* Task brief *
Each record below should be output verbatim, without pictures.

* Data supplied *
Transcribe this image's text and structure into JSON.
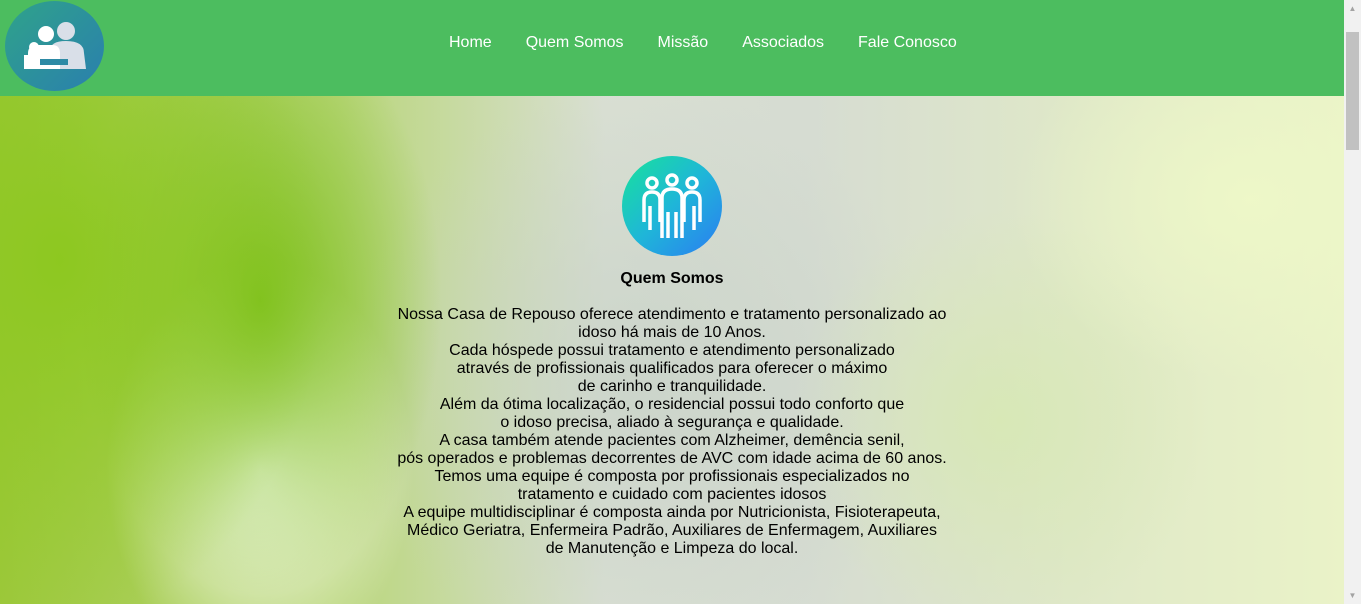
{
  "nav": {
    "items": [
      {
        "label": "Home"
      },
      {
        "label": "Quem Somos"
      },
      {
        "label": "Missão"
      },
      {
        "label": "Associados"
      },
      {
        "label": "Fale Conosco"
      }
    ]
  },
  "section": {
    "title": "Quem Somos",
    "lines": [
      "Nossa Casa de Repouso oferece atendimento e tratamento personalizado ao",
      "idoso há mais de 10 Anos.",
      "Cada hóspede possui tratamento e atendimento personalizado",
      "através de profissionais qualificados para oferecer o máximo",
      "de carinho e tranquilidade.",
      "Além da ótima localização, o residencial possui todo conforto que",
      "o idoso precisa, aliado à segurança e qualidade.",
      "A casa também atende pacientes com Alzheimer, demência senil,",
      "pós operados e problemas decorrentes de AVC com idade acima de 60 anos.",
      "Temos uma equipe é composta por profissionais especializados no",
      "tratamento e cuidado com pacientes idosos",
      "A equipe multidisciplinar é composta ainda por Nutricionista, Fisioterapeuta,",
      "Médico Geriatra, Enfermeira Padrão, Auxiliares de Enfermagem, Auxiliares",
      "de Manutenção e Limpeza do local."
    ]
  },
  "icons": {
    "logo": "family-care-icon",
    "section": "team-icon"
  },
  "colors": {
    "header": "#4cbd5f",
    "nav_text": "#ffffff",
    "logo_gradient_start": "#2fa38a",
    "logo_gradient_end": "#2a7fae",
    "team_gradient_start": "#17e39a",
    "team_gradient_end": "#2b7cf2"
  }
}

* Response below *
Transcribe this image's text and structure into JSON.
{
  "nav": {
    "items": [
      {
        "label": "Home"
      },
      {
        "label": "Quem Somos"
      },
      {
        "label": "Missão"
      },
      {
        "label": "Associados"
      },
      {
        "label": "Fale Conosco"
      }
    ]
  },
  "section": {
    "title": "Quem Somos",
    "lines": [
      "Nossa Casa de Repouso oferece atendimento e tratamento personalizado ao",
      "idoso há mais de 10 Anos.",
      "Cada hóspede possui tratamento e atendimento personalizado",
      "através de profissionais qualificados para oferecer o máximo",
      "de carinho e tranquilidade.",
      "Além da ótima localização, o residencial possui todo conforto que",
      "o idoso precisa, aliado à segurança e qualidade.",
      "A casa também atende pacientes com Alzheimer, demência senil,",
      "pós operados e problemas decorrentes de AVC com idade acima de 60 anos.",
      "Temos uma equipe é composta por profissionais especializados no",
      "tratamento e cuidado com pacientes idosos",
      "A equipe multidisciplinar é composta ainda por Nutricionista, Fisioterapeuta,",
      "Médico Geriatra, Enfermeira Padrão, Auxiliares de Enfermagem, Auxiliares",
      "de Manutenção e Limpeza do local."
    ]
  },
  "icons": {
    "logo": "family-care-icon",
    "section": "team-icon"
  },
  "colors": {
    "header": "#4cbd5f",
    "nav_text": "#ffffff",
    "logo_gradient_start": "#2fa38a",
    "logo_gradient_end": "#2a7fae",
    "team_gradient_start": "#17e39a",
    "team_gradient_end": "#2b7cf2"
  }
}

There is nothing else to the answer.